──────── MATERIAL PROVIDED ────────

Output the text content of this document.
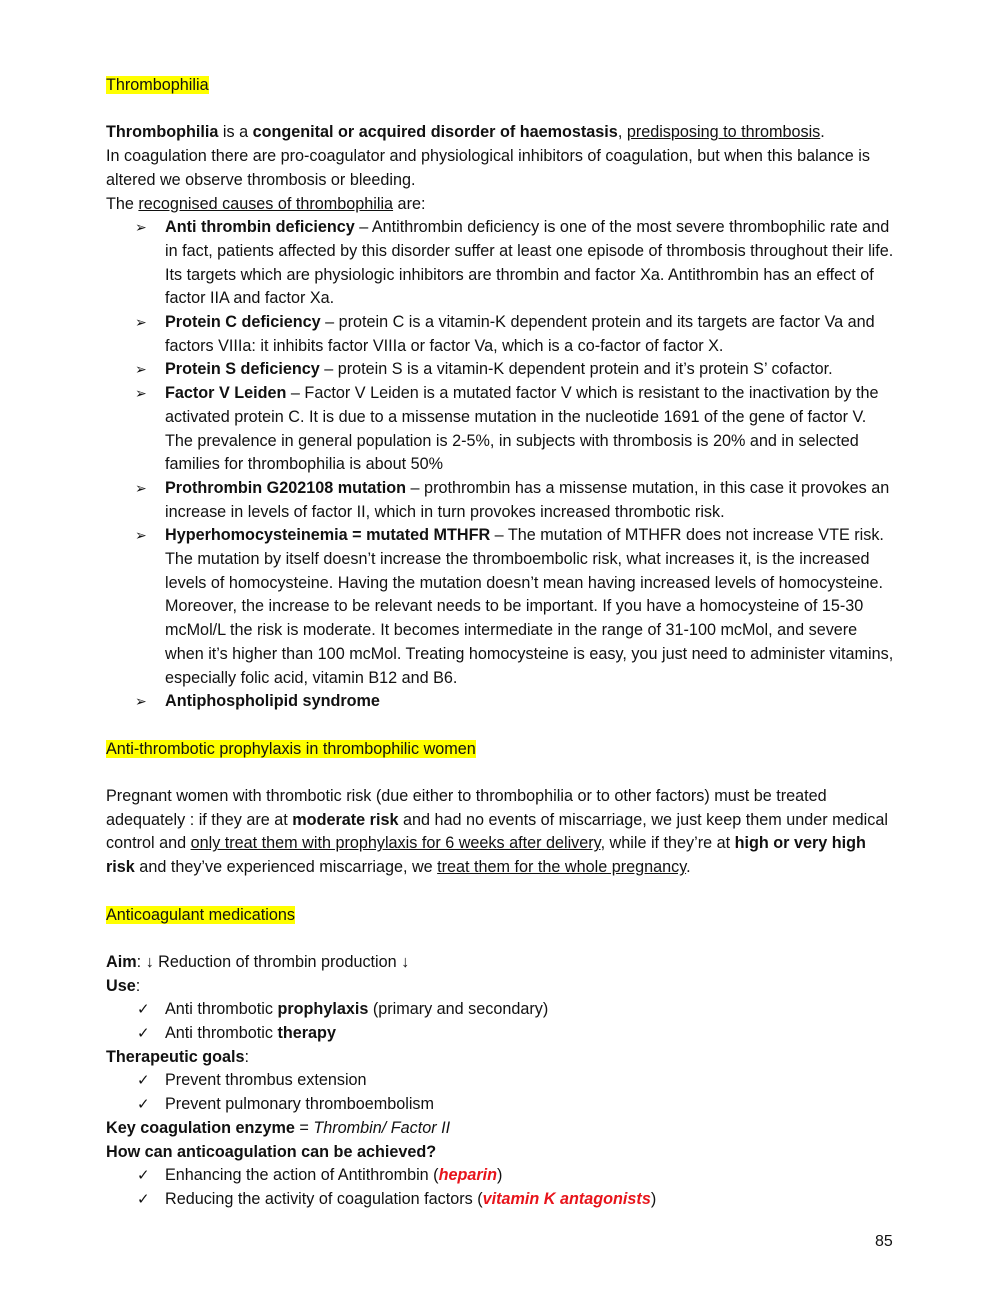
Thrombophilia

Thrombophilia is a congenital or acquired disorder of haemostasis, predisposing to thrombosis.

In coagulation there are pro-coagulator and physiological inhibitors of coagulation, but when this balance is altered we observe thrombosis or bleeding.

The recognised causes of thrombophilia are:

➢ Anti thrombin deficiency – Antithrombin deficiency is one of the most severe thrombophilic rate and in fact, patients affected by this disorder suffer at least one episode of thrombosis throughout their life. Its targets which are physiologic inhibitors are thrombin and factor Xa. Antithrombin has an effect of factor IIA and factor Xa.
➢ Protein C deficiency – protein C is a vitamin-K dependent protein and its targets are factor Va and factors VIIIa: it inhibits factor VIIIa or factor Va, which is a co-factor of factor X.
➢ Protein S deficiency – protein S is a vitamin-K dependent protein and it’s protein S’ cofactor.
➢ Factor V Leiden – Factor V Leiden is a mutated factor V which is resistant to the inactivation by the activated protein C. It is due to a missense mutation in the nucleotide 1691 of the gene of factor V. The prevalence in general population is 2-5%, in subjects with thrombosis is 20% and in selected families for thrombophilia is about 50%
➢ Prothrombin G202108 mutation – prothrombin has a missense mutation, in this case it provokes an increase in levels of factor II, which in turn provokes increased thrombotic risk.
➢ Hyperhomocysteinemia = mutated MTHFR – The mutation of MTHFR does not increase VTE risk. The mutation by itself doesn’t increase the thromboembolic risk, what increases it, is the increased levels of homocysteine. Having the mutation doesn’t mean having increased levels of homocysteine. Moreover, the increase to be relevant needs to be important. If you have a homocysteine of 15-30 mcMol/L the risk is moderate. It becomes intermediate in the range of 31-100 mcMol, and severe when it’s higher than 100 mcMol. Treating homocysteine is easy, you just need to administer vitamins, especially folic acid, vitamin B12 and B6.
➢ Antiphospholipid syndrome

Anti-thrombotic prophylaxis in thrombophilic women

Pregnant women with thrombotic risk (due either to thrombophilia or to other factors) must be treated adequately : if they are at moderate risk and had no events of miscarriage, we just keep them under medical control and only treat them with prophylaxis for 6 weeks after delivery, while if they’re at high or very high risk and they’ve experienced miscarriage, we treat them for the whole pregnancy.

Anticoagulant medications

Aim: ↓ Reduction of thrombin production ↓

Use:

✓ Anti thrombotic prophylaxis (primary and secondary)
✓ Anti thrombotic therapy

Therapeutic goals:

✓ Prevent thrombus extension
✓ Prevent pulmonary thromboembolism

Key coagulation enzyme = Thrombin/ Factor II

How can anticoagulation can be achieved?

✓ Enhancing the action of Antithrombin (heparin)
✓ Reducing the activity of coagulation factors (vitamin K antagonists)
85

────────

ASSIGNMENT ▸
Return all records above verbatim without their pictures.

EXERCISE ANSWER ▸
Output the text content of this document.
Thrombophilia

Thrombophilia is a congenital or acquired disorder of haemostasis, predisposing to thrombosis.

In coagulation there are pro-coagulator and physiological inhibitors of coagulation, but when this balance is altered we observe thrombosis or bleeding.

The recognised causes of thrombophilia are:

➢ Anti thrombin deficiency – Antithrombin deficiency is one of the most severe thrombophilic rate and in fact, patients affected by this disorder suffer at least one episode of thrombosis throughout their life. Its targets which are physiologic inhibitors are thrombin and factor Xa. Antithrombin has an effect of factor IIA and factor Xa.
➢ Protein C deficiency – protein C is a vitamin-K dependent protein and its targets are factor Va and factors VIIIa: it inhibits factor VIIIa or factor Va, which is a co-factor of factor X.
➢ Protein S deficiency – protein S is a vitamin-K dependent protein and it’s protein S’ cofactor.
➢ Factor V Leiden – Factor V Leiden is a mutated factor V which is resistant to the inactivation by the activated protein C. It is due to a missense mutation in the nucleotide 1691 of the gene of factor V. The prevalence in general population is 2-5%, in subjects with thrombosis is 20% and in selected families for thrombophilia is about 50%
➢ Prothrombin G202108 mutation – prothrombin has a missense mutation, in this case it provokes an increase in levels of factor II, which in turn provokes increased thrombotic risk.
➢ Hyperhomocysteinemia = mutated MTHFR – The mutation of MTHFR does not increase VTE risk. The mutation by itself doesn’t increase the thromboembolic risk, what increases it, is the increased levels of homocysteine. Having the mutation doesn’t mean having increased levels of homocysteine. Moreover, the increase to be relevant needs to be important. If you have a homocysteine of 15-30 mcMol/L the risk is moderate. It becomes intermediate in the range of 31-100 mcMol, and severe when it’s higher than 100 mcMol. Treating homocysteine is easy, you just need to administer vitamins, especially folic acid, vitamin B12 and B6.
➢ Antiphospholipid syndrome

Anti-thrombotic prophylaxis in thrombophilic women

Pregnant women with thrombotic risk (due either to thrombophilia or to other factors) must be treated adequately : if they are at moderate risk and had no events of miscarriage, we just keep them under medical control and only treat them with prophylaxis for 6 weeks after delivery, while if they’re at high or very high risk and they’ve experienced miscarriage, we treat them for the whole pregnancy.

Anticoagulant medications

Aim: ↓ Reduction of thrombin production ↓

Use:

✓ Anti thrombotic prophylaxis (primary and secondary)
✓ Anti thrombotic therapy

Therapeutic goals:

✓ Prevent thrombus extension
✓ Prevent pulmonary thromboembolism

Key coagulation enzyme = Thrombin/ Factor II

How can anticoagulation can be achieved?

✓ Enhancing the action of Antithrombin (heparin)
✓ Reducing the activity of coagulation factors (vitamin K antagonists)
85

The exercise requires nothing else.